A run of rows
________

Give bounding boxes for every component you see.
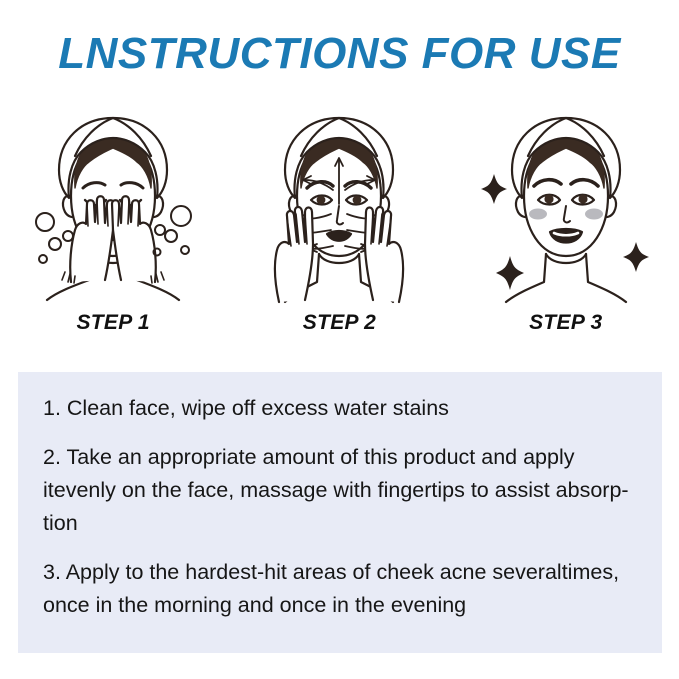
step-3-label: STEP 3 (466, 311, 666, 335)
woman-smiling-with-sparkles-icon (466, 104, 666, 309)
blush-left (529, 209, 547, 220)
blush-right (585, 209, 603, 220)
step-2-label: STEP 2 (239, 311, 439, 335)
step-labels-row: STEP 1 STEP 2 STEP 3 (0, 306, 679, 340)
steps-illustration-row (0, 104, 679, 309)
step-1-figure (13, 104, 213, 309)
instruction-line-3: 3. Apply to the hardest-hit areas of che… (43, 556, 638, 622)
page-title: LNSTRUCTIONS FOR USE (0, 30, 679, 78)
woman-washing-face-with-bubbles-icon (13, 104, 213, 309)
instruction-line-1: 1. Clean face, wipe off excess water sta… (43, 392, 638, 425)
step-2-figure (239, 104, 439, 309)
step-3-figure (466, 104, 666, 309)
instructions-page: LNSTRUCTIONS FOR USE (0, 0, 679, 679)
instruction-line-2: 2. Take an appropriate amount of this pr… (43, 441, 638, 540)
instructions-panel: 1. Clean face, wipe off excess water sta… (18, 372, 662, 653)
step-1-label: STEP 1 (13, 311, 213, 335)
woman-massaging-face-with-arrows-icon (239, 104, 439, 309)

________

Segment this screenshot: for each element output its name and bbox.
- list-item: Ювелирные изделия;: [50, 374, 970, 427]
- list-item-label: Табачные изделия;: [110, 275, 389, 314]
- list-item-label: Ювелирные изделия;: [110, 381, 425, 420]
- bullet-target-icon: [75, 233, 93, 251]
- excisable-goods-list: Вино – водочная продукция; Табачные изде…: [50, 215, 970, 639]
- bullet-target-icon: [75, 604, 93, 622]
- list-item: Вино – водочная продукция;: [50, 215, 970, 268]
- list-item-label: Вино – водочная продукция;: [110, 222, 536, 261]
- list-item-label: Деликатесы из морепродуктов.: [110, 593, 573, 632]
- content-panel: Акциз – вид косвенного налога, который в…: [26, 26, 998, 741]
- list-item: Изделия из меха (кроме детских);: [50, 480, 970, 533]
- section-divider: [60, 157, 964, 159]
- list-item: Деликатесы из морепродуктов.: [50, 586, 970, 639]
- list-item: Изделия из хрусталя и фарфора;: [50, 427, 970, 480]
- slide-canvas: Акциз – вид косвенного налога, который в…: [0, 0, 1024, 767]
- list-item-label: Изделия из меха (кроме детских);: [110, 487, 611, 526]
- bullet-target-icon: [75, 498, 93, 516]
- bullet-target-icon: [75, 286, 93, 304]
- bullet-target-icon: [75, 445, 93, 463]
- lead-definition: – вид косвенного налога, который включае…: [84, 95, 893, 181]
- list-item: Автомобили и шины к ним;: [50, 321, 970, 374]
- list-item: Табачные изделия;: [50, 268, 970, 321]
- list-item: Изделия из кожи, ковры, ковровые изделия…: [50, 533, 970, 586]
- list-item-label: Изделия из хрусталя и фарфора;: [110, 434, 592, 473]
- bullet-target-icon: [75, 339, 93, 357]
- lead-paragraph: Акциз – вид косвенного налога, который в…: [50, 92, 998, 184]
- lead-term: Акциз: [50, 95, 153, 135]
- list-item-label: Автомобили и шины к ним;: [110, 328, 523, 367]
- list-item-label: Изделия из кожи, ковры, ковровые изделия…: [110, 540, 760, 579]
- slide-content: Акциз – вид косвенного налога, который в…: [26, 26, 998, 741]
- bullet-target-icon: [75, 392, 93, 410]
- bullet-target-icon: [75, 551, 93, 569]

________

Return the rows verbatim, everything from the line containing "step-3-label: STEP 3 (466, 311, 666, 335)" down to the line containing "step-1-figure (13, 104, 213, 309)", both included.

step-3-label: STEP 3 (466, 311, 666, 335)
woman-smiling-with-sparkles-icon (466, 104, 666, 309)
blush-left (529, 209, 547, 220)
blush-right (585, 209, 603, 220)
step-2-label: STEP 2 (239, 311, 439, 335)
step-labels-row: STEP 1 STEP 2 STEP 3 (0, 306, 679, 340)
steps-illustration-row (0, 104, 679, 309)
step-1-figure (13, 104, 213, 309)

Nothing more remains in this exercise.